» Document passage

I'm guessing NMAP is bringing up false results?


----------



## SirDice (Oct 6, 2011)

Try reading the nmap(1) man page. Filtered simply means it never got a reply.

For a SYN or connect TCP scan:

Closed - Target responded with a RST
Open - Target responded with a SYN/ACK
Filtered - Target never responded

You really should be familiar with the intricacies of TCP/IP when playing with nmap and interpreting its results.


----------



## Anon (Oct 6, 2011)

SirDice said:
			
		

> Try reading the nmap(1) man page. Filtered simply means it never got a reply.
> 
> For a SYN or connect TCP scan:
> 
> ...



Thanks, SirDice. I don't live in NL but one of my Dutch friends told me that Rotterdam is the worst city in NL. Is that true? I know this is going off-topic.


----------



## DutchDaemon (Oct 6, 2011)

Tell your Dutch friend to stay in Amsterdam. Rotterdam is fine. No reason to take this thread off-topic. Is your nmap problem solved?


----------



## Anon (Oct 6, 2011)

» Problem A
Retype the layout region records from their first line through the line that contains "point bbox=[366, 268, 383, 285]", including both of those lines.
The thread and the records have no connection to each other.

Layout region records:
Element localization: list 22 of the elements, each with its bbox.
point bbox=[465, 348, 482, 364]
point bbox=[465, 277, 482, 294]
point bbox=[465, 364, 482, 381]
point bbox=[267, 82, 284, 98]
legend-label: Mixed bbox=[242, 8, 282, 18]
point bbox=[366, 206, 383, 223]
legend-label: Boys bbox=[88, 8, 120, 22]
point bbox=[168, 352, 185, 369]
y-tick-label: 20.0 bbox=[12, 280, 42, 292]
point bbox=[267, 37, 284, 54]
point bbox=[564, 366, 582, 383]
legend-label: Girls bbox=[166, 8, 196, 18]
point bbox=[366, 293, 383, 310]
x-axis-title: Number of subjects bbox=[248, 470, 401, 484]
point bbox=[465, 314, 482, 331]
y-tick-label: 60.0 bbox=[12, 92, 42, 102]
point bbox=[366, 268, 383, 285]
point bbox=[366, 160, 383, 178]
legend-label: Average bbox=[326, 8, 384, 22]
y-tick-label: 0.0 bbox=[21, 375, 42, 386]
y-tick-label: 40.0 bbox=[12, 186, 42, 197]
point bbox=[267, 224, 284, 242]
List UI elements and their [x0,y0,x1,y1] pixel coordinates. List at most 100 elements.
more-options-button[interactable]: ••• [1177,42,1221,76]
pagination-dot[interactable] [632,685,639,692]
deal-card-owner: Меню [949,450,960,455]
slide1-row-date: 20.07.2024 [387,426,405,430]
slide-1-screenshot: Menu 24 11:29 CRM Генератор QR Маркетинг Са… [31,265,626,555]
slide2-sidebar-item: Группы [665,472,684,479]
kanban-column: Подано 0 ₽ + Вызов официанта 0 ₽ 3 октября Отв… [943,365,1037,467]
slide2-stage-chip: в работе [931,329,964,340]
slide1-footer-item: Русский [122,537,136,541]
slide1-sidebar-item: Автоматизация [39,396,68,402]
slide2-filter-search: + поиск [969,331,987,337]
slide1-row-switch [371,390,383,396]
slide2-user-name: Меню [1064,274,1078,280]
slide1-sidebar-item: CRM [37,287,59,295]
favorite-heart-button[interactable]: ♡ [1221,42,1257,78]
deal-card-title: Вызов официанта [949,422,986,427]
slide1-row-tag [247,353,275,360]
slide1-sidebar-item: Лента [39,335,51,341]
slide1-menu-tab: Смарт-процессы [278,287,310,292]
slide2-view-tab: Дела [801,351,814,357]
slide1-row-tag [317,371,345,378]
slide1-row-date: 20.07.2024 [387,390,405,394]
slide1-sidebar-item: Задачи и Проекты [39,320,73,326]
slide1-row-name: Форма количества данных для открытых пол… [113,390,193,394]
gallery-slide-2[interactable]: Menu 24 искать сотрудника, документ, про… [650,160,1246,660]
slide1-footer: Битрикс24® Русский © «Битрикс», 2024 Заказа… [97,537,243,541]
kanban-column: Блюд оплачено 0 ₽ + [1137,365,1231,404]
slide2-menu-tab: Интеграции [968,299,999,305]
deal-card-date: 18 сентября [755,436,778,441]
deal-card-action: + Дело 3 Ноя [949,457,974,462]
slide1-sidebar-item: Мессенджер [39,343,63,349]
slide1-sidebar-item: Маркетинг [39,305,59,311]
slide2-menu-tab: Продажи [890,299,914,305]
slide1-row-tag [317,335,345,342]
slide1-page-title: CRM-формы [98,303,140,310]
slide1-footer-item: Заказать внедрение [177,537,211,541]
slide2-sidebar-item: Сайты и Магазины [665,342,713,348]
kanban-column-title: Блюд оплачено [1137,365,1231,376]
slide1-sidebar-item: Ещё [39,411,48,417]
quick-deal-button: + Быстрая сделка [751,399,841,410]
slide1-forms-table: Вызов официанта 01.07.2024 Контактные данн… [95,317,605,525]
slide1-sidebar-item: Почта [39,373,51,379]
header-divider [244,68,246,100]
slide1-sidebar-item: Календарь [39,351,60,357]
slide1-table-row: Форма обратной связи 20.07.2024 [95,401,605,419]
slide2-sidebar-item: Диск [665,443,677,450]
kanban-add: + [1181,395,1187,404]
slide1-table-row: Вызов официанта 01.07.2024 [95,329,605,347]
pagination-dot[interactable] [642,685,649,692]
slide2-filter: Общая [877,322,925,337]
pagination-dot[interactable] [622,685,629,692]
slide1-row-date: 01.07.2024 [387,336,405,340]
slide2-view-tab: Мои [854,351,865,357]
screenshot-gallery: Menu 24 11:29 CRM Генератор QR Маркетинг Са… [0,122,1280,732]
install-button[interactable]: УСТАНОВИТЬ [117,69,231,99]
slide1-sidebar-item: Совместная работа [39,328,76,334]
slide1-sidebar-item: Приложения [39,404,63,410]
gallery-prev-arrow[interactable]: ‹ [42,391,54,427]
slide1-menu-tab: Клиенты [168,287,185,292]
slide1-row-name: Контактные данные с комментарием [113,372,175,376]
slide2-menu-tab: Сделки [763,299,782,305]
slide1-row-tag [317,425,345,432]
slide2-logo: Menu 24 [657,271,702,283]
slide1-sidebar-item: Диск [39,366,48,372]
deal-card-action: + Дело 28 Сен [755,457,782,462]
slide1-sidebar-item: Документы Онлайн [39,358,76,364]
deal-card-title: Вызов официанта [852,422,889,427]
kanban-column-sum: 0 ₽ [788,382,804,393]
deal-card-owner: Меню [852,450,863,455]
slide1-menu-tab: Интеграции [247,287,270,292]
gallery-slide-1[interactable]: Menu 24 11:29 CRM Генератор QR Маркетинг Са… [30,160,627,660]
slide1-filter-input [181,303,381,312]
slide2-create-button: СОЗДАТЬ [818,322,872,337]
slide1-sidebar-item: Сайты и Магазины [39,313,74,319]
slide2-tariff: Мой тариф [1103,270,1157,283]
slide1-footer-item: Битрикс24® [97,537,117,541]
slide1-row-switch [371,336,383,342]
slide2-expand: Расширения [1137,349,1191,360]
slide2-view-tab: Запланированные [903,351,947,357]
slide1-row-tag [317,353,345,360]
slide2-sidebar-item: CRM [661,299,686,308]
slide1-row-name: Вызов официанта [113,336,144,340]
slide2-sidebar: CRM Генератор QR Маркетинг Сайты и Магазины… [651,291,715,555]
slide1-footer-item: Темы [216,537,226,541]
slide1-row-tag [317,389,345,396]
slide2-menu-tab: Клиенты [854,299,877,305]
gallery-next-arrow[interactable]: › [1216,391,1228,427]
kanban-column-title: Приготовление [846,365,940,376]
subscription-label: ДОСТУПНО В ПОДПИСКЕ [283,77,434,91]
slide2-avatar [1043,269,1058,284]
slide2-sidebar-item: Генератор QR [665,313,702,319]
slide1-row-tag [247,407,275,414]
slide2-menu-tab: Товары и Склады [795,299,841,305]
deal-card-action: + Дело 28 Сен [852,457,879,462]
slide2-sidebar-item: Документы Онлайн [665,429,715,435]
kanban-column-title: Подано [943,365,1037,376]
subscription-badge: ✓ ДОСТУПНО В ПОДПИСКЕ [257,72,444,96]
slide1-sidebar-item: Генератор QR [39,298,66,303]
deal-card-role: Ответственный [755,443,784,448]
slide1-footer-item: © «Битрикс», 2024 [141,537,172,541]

» Problem B
Extend the nmap forum thread past its last line.

» Task output A
Element localization: list 22 of the elements, each with its bbox.
point bbox=[465, 348, 482, 364]
point bbox=[465, 277, 482, 294]
point bbox=[465, 364, 482, 381]
point bbox=[267, 82, 284, 98]
legend-label: Mixed bbox=[242, 8, 282, 18]
point bbox=[366, 206, 383, 223]
legend-label: Boys bbox=[88, 8, 120, 22]
point bbox=[168, 352, 185, 369]
y-tick-label: 20.0 bbox=[12, 280, 42, 292]
point bbox=[267, 37, 284, 54]
point bbox=[564, 366, 582, 383]
legend-label: Girls bbox=[166, 8, 196, 18]
point bbox=[366, 293, 383, 310]
x-axis-title: Number of subjects bbox=[248, 470, 401, 484]
point bbox=[465, 314, 482, 331]
y-tick-label: 60.0 bbox=[12, 92, 42, 102]
point bbox=[366, 268, 383, 285]

» Task output B
DutchDaemon said:
			
		

> Tell your Dutch friend to stay in Amsterdam. Rotterdam is fine. No reason to take this thread off-topic. Is your nmap problem solved?



Wow. How in the world did you know my Dutch friend lives in Amsterdam?

Also yes, it's solved, thanks again SirDice.


----------



## SirDice (Oct 7, 2011)

Anon said:
			
		

> Wow. How in the world did you know my Dutch friend lives in Amsterdam?


Because people living in Amsterdam don't like Rotterdam and vice-verse. I absolutely hate Amsterdam, horrible city. This more or less stems from football, Ajax (Amsterdam) vs. Feyenoord (Rotterdam).



> Also yes, it's solved, thanks again SirDice.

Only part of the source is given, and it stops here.